To be done: Determine how many lines contain the string "حرفي". Respond with that number and nothing more.

Records for processing:
══════

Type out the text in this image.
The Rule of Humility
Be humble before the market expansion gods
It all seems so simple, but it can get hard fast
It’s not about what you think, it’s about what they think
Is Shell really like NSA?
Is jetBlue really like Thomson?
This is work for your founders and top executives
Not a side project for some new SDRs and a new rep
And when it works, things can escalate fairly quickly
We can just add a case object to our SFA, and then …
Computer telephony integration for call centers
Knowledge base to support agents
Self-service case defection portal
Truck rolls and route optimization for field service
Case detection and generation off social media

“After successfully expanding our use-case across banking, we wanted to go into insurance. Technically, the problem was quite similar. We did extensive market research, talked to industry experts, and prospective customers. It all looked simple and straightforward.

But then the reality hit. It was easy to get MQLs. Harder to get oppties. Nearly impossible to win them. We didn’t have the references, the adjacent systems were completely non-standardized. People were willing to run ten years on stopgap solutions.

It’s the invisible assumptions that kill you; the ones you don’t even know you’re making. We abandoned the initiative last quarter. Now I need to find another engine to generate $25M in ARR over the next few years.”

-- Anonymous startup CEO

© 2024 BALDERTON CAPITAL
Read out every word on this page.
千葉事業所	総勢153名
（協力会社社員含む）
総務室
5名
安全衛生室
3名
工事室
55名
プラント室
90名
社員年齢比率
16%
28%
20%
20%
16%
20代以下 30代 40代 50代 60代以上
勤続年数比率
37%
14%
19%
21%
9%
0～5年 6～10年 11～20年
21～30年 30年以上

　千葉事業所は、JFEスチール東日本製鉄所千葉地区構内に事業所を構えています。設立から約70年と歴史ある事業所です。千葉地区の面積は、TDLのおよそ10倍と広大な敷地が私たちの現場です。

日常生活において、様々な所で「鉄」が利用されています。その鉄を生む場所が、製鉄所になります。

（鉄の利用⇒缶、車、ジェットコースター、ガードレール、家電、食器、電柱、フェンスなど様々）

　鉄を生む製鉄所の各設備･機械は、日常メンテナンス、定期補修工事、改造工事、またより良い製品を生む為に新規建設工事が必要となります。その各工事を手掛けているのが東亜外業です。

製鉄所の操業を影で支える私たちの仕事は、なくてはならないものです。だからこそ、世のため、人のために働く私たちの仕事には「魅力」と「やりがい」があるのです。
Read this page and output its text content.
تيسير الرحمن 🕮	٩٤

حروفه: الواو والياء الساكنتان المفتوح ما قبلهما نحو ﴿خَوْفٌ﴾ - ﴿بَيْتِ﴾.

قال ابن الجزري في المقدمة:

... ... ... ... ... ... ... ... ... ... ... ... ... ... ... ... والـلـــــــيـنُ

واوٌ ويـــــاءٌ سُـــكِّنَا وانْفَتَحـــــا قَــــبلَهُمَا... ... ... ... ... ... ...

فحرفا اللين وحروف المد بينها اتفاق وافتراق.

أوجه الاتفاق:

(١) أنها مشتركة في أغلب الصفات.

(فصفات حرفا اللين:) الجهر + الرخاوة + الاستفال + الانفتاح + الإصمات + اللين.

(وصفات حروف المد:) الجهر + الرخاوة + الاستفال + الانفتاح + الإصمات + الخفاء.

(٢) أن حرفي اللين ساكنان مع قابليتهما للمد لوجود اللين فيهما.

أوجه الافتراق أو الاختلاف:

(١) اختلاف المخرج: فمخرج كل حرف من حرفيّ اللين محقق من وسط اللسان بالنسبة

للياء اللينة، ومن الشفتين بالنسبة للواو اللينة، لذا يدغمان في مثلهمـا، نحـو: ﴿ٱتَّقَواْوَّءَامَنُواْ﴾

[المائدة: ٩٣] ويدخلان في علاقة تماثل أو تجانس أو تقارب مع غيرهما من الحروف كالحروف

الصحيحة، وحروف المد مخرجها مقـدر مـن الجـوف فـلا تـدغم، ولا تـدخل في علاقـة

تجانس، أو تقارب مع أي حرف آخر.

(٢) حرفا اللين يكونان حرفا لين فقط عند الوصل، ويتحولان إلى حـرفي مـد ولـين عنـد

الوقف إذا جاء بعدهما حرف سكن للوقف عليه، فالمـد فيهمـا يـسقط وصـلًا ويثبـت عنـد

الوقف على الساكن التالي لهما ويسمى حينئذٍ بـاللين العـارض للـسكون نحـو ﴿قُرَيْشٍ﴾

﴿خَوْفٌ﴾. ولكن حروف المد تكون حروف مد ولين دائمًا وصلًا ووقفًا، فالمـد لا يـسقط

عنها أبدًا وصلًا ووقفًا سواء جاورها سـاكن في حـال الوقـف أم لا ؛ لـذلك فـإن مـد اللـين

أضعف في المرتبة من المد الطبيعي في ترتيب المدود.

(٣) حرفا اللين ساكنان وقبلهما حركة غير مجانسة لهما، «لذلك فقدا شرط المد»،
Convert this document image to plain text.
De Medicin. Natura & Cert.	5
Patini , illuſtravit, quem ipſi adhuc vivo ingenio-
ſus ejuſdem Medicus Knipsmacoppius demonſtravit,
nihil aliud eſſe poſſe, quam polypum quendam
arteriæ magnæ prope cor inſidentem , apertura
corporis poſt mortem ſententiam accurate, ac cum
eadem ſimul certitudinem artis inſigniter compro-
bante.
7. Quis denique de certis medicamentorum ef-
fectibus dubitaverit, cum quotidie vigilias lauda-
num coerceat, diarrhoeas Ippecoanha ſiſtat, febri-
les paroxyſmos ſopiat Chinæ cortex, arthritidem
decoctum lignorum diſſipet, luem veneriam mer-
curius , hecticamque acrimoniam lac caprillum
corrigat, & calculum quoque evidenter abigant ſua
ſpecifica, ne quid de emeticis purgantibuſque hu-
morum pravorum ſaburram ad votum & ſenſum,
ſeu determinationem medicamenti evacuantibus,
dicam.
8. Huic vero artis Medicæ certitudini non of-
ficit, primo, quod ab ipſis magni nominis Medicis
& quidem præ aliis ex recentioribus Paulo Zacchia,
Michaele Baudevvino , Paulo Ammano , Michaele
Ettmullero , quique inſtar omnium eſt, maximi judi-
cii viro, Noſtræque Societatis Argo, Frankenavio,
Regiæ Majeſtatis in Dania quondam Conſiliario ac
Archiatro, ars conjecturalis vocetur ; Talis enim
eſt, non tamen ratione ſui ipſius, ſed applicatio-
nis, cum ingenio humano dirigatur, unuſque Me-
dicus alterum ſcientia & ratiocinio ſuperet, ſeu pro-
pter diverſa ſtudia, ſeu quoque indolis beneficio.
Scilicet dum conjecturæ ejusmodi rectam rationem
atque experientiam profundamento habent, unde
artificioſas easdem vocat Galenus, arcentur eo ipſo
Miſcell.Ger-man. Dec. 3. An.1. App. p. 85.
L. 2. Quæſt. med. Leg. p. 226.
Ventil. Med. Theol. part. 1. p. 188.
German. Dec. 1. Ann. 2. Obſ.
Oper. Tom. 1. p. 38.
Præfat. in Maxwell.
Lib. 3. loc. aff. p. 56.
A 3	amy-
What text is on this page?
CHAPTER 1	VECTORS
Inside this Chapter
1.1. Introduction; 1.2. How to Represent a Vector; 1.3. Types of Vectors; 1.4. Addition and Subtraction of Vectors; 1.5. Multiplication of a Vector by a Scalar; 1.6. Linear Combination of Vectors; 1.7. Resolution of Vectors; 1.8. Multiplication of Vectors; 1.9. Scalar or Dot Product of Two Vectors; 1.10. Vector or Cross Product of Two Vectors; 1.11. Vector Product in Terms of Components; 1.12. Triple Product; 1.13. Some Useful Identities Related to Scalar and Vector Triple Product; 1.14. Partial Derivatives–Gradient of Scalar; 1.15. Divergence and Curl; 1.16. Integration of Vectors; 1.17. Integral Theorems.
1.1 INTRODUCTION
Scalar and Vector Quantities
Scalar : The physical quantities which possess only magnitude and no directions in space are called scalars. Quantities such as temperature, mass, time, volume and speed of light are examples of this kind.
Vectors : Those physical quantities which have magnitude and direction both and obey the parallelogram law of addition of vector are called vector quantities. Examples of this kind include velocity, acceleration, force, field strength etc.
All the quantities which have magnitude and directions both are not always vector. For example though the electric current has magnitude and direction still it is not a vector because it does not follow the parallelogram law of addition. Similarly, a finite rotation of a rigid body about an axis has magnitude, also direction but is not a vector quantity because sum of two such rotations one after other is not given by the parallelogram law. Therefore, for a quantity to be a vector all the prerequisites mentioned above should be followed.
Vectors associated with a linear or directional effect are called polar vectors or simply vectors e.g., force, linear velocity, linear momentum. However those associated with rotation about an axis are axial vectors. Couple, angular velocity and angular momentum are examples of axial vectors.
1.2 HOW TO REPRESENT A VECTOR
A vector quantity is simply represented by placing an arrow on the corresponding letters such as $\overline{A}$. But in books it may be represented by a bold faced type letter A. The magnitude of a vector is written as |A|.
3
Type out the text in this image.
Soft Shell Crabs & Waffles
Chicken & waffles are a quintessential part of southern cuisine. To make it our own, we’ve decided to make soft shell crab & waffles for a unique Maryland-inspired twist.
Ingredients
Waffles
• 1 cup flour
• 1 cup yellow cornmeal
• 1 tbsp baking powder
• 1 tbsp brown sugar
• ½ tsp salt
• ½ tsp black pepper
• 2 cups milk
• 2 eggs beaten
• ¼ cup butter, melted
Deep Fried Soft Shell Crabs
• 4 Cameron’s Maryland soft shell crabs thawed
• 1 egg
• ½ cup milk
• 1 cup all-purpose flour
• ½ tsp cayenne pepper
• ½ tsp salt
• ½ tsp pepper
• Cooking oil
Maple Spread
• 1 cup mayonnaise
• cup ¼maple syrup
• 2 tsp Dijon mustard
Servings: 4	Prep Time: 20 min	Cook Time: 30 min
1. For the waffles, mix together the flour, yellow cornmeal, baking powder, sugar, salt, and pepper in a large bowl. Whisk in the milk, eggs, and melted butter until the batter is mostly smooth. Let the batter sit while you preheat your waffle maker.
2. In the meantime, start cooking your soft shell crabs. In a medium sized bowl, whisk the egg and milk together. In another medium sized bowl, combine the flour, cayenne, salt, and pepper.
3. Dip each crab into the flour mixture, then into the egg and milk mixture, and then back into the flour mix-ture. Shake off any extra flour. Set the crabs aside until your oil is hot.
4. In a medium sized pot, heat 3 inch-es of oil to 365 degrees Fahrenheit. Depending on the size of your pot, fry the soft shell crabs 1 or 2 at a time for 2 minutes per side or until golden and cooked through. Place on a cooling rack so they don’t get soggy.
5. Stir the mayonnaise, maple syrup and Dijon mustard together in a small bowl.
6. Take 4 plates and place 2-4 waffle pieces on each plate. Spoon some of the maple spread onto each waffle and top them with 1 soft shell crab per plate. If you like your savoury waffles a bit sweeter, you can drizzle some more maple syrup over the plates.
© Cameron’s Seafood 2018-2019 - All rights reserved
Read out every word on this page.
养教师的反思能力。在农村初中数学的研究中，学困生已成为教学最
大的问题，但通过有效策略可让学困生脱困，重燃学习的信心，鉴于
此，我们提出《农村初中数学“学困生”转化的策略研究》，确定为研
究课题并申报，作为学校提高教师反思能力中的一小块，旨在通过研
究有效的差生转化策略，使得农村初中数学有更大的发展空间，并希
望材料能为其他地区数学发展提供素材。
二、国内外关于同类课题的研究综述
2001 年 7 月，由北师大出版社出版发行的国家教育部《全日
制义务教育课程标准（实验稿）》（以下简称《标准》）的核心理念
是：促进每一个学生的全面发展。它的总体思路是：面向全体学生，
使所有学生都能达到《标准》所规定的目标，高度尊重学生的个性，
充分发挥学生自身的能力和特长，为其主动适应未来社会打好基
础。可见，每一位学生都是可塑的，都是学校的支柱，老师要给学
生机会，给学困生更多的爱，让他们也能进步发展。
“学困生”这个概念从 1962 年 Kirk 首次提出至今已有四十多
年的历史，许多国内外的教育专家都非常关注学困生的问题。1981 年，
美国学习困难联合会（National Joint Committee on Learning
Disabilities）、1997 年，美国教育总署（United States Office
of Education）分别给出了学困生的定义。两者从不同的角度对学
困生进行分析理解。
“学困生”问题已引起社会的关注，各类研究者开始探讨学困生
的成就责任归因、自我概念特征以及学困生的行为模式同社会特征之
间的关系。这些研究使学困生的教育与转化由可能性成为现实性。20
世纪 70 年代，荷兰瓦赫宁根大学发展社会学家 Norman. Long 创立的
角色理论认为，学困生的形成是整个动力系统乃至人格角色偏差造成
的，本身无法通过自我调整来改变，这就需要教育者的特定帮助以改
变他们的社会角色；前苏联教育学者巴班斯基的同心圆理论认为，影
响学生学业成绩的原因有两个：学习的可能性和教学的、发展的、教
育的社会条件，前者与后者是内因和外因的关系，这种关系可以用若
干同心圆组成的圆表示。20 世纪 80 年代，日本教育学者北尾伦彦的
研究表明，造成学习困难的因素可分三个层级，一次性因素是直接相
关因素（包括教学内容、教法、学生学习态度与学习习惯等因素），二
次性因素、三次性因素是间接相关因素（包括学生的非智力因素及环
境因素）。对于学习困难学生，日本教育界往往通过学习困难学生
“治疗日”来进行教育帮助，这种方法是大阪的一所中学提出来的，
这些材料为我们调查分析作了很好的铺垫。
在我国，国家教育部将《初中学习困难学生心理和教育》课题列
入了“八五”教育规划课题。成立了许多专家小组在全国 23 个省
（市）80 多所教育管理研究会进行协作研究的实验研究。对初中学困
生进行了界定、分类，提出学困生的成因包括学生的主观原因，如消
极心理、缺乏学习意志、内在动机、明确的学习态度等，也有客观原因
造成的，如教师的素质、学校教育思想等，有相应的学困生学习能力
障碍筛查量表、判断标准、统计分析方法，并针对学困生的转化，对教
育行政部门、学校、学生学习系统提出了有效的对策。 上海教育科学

══════

In response: 2